··· Text shown ···

64 F3d 667 United States v. A Barnett

64 F.3d 667

UNITED STATES of America, Plaintiff-Appellee,
v.
Paul A. BARNETT, Defendant-Appellant.

No. 93-50736.

United States Court of Appeals, Ninth Circuit.

Submitted April 13, 1995.*
Decided Aug. 18, 1995.

NOTICE: Ninth Circuit Rule 36-3 provides that dispositions other than opinions or orders designated for publication are not precedential and should not be cited except when relevant under the doctrines of law of the case, res judicata, or collateral estoppel.

Before: CHOY, SNEED, and SKOPIL, Circuit Judges.

MEMORANDUM**

Paul A. Barnett appeals his 137-month sentence following a guilty plea to six counts of bank robbery in violation of 18 U.S.C. Sec. 2113(a). Barnett contends that the district court erred by assessing an upward adjustment for obstruction of justice pursuant to United States Sentencing Guidelines ("U.S.S.G.") Sec. 3C1.1 (Nov. 1994). We affirm.

FACTS

1

Paul A. Barnett was charged in a first superseding information with six counts of bank robbery in violation of 18 U.S.C. Sec. 2113(a). Barnett pleaded guilty to all six counts. In his plea agreement, Barnett waived his right to appeal if his sentence fell within the parameters of the sentencing guidelines. Barnett retained the right to appeal if the district court gave any upward departure from the applicable sentencing guidelines or incorrectly applied the sentencing guidelines.

2

During the presentence investigation, the probation officer asked Barnett about his prior convictions. Barnett maintained that he had only one arrest for outstanding traffic tickets in 1989. Barnett failed to mention a 1985 juvenile adjudication for robbery and a 1987 juvenile adjudication for possession of ammunition. Barnett also failed to mention that he had an additional 1992 conviction as an adult for driving with a suspended license.

3

The district court found that Barnett provided materially false information to the court and the conduct constituted obstruction of justice. The district court gave Barnett a two-level upward adjustment for obstruction of justice pursuant to U.S.S.G. Sec. 3C1.1. The district court determined that Barnett had a total offense level of 28, with a criminal history category of IV, giving Barnett a sentencing range from 110 to 137 months. On October 8, 1993, the district court sentenced Barnett to 137 months on Counts I through VI, each count to be served concurrently, along with three years of supervised release.

···

= Set exercise 1 =
In the court memorandum, what did Barnett tell the probation officer about his prior record?
The court memorandum and the records have nothing to do with each other.

··· Input material ···

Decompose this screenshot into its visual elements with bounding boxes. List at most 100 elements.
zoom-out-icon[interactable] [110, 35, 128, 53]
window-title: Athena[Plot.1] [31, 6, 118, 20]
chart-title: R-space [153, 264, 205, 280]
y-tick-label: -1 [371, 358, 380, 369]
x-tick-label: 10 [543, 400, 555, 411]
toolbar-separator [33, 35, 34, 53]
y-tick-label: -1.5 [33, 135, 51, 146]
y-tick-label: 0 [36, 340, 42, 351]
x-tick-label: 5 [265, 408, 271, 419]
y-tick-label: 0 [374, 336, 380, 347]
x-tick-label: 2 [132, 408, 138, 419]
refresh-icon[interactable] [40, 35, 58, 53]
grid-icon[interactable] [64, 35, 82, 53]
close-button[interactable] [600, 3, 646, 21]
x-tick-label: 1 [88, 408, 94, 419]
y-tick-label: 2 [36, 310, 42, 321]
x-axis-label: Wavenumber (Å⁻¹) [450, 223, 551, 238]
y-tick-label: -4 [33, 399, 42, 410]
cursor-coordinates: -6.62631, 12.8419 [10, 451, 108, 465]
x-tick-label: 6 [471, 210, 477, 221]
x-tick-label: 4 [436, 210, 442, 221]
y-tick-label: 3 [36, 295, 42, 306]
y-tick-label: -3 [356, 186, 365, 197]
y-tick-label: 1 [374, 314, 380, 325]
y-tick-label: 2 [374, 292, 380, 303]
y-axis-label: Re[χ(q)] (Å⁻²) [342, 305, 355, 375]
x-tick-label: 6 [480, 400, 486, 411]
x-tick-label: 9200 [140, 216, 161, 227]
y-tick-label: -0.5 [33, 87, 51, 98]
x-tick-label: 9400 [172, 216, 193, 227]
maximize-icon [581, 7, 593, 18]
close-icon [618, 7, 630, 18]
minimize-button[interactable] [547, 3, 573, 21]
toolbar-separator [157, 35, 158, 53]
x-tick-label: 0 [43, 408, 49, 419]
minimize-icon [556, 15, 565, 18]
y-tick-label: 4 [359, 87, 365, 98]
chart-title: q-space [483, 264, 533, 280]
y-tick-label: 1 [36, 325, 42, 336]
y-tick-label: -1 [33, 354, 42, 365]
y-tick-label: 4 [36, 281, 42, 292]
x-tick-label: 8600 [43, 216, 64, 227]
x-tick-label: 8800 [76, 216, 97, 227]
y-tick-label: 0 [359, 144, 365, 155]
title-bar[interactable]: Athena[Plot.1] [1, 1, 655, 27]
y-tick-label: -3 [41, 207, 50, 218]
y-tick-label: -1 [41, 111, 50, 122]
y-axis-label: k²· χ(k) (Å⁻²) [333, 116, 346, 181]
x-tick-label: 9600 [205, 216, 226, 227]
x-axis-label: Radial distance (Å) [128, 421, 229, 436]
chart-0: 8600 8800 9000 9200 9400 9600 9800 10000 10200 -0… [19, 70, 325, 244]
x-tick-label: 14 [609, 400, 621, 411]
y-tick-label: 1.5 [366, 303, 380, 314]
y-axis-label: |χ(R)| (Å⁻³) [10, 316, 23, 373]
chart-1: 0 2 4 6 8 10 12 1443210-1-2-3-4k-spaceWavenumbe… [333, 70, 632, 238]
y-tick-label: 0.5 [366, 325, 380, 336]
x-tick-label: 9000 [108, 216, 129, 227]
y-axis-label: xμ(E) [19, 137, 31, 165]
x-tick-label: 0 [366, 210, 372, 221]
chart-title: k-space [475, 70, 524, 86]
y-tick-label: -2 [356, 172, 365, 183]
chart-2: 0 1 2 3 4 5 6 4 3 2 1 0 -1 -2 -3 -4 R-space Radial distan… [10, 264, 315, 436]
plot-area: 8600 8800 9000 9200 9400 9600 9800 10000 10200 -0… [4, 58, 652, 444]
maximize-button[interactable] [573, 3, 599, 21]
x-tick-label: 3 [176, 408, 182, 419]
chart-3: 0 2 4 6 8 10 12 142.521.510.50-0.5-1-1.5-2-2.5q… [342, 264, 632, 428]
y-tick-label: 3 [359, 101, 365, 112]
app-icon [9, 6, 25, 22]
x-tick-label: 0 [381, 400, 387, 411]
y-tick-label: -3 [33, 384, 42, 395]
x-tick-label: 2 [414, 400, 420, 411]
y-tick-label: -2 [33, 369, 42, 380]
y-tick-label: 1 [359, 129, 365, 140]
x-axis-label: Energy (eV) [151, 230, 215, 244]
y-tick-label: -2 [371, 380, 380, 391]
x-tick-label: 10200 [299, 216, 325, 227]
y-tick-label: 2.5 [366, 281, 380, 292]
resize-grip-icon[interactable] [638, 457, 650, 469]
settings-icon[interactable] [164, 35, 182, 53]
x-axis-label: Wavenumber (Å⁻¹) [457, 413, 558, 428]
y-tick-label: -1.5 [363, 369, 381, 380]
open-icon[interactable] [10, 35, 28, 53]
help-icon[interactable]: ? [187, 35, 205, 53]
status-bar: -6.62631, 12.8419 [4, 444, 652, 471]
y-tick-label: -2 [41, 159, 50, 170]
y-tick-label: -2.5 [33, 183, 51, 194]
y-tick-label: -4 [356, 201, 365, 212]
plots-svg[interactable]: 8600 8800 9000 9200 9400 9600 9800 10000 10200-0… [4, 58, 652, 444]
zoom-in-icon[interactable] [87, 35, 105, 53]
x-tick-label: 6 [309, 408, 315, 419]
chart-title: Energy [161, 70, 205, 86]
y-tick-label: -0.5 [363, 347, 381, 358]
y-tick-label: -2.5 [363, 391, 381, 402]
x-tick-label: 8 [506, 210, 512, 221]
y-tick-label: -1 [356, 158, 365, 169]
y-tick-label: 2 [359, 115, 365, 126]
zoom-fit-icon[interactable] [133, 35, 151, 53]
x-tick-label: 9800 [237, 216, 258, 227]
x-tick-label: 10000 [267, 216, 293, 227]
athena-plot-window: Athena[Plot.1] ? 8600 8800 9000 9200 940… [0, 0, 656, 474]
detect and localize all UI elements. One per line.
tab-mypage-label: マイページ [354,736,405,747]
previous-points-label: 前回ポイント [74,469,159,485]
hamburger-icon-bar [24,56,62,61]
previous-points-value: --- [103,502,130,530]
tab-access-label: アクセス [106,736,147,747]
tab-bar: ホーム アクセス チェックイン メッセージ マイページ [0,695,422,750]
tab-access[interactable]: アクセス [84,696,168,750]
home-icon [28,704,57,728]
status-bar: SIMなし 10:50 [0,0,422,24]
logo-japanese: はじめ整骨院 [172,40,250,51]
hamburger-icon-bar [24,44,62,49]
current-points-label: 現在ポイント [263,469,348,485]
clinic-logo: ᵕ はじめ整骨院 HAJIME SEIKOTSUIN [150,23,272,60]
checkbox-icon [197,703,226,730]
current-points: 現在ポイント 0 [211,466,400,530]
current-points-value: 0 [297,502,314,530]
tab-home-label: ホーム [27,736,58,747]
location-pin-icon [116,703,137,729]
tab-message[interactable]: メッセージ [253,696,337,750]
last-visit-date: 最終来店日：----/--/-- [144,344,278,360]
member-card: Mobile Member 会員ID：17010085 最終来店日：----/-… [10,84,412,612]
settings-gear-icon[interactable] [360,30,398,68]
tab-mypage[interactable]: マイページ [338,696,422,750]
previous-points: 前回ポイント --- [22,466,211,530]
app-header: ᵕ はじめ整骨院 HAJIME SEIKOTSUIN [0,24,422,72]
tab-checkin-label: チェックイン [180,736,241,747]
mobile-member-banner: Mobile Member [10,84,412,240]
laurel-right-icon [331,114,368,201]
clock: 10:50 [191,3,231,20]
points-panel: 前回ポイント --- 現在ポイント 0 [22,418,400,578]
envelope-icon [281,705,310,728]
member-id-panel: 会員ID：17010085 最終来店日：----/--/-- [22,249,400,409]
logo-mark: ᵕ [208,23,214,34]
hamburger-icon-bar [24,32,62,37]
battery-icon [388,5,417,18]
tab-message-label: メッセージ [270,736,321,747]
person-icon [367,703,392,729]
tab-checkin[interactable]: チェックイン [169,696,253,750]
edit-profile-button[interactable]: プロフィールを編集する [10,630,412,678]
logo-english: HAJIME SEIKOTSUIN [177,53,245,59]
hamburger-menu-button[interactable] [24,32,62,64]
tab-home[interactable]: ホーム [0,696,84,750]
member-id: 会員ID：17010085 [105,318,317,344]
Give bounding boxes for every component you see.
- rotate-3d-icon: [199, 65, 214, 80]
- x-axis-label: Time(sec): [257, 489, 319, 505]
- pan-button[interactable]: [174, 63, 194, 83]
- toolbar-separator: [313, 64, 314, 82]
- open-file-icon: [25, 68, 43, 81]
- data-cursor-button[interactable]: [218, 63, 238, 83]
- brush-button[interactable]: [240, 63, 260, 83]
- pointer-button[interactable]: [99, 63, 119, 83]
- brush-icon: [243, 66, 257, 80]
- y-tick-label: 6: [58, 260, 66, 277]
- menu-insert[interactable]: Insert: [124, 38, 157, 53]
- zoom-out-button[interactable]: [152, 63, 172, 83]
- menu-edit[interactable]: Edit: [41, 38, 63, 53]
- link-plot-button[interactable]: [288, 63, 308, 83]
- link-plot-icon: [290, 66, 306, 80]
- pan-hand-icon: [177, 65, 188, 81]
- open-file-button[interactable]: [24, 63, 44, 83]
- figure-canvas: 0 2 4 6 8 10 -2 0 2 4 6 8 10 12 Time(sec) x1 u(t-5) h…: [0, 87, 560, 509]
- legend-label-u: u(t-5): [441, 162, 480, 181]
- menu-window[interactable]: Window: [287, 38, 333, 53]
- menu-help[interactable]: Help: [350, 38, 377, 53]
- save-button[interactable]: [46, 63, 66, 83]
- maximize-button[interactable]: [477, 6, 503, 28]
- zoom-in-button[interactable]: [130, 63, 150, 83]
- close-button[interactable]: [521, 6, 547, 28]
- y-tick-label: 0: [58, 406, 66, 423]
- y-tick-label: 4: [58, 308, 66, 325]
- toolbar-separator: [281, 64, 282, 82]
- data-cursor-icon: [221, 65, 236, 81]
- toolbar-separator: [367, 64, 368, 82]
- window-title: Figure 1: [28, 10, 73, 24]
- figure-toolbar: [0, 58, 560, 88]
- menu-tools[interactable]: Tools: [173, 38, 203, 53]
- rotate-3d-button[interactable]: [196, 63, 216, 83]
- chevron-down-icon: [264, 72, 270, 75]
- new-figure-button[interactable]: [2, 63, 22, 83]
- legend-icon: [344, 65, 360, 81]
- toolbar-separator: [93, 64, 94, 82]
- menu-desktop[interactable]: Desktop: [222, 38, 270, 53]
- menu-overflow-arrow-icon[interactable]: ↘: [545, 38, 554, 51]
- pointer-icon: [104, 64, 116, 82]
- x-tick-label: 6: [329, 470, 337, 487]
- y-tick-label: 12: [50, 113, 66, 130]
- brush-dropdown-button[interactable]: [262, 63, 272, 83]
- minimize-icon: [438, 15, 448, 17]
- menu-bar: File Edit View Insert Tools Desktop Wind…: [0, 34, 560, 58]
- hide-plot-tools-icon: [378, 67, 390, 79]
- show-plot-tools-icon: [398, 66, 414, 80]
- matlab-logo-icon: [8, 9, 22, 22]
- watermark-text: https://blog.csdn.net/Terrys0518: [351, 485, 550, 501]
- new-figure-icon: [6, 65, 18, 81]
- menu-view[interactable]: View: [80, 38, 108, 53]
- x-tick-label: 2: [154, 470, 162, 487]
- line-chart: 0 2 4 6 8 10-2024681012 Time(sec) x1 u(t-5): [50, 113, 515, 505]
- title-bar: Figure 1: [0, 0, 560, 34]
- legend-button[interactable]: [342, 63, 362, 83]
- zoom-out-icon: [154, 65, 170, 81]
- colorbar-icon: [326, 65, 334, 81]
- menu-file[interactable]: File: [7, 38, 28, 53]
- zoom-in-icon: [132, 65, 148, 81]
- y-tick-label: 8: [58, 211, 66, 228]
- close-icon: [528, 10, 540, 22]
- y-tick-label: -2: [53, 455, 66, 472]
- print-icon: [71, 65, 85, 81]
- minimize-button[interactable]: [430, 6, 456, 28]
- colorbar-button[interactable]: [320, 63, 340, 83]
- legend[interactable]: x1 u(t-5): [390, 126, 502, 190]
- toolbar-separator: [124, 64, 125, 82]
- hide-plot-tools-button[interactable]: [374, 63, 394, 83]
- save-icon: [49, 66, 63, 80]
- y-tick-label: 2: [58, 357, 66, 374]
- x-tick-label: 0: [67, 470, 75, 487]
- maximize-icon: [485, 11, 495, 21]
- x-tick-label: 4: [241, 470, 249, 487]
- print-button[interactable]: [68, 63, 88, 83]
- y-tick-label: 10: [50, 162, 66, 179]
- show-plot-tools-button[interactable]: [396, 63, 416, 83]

···

= Set exercise 2 =
Count the lines of the records that contain the word "title". Give only the number.

= Exercise result 1 =
He said he had only one arrest, for outstanding traffic tickets in 1989.

= Exercise result 2 =
8